Required task
Your reply should be one number: the count of lines holding the word "this".

Records from a collection of figures:
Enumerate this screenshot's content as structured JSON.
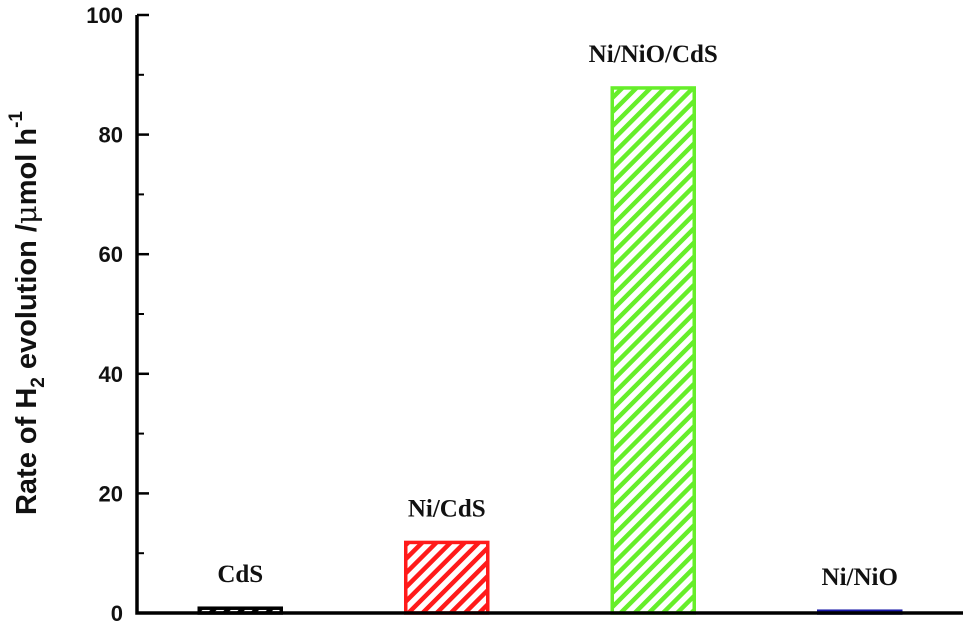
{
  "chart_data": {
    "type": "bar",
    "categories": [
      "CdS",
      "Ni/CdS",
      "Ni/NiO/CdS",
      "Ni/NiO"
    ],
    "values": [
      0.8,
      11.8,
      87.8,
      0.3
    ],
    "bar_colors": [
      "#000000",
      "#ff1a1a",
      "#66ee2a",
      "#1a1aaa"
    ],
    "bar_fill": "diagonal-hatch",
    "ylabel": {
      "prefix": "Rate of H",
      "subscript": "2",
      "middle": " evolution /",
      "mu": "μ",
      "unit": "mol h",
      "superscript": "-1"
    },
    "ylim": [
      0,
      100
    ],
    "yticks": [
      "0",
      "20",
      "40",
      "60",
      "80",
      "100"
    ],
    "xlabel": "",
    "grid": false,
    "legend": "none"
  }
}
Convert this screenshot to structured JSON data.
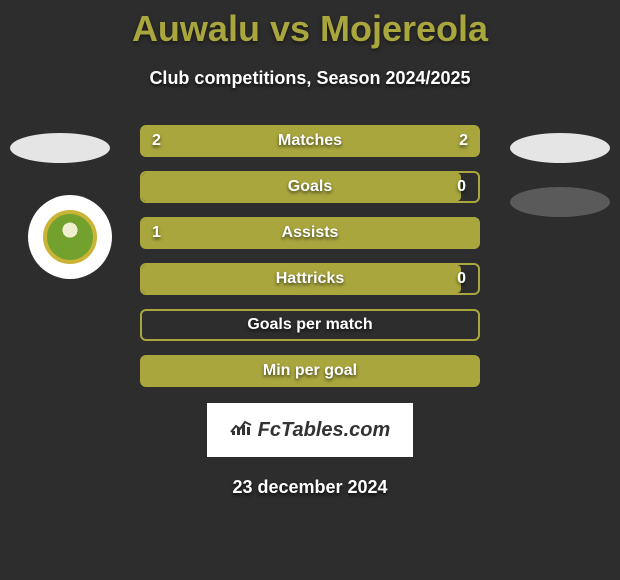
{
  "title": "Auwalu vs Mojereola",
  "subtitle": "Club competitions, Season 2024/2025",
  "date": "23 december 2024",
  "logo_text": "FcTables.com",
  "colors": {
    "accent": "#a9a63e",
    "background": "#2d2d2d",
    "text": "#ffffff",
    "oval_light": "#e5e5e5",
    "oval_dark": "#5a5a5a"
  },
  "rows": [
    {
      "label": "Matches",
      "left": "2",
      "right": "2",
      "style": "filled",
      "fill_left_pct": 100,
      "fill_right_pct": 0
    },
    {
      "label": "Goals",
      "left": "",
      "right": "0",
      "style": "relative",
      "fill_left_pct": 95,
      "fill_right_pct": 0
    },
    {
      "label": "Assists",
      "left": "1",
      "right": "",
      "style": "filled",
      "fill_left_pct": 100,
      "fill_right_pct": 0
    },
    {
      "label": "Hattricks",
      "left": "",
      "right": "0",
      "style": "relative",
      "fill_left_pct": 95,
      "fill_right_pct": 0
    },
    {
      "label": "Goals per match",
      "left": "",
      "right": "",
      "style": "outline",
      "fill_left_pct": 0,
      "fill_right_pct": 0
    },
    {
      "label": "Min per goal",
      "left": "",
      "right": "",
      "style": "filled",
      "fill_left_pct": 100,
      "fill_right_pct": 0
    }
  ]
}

Correct response
2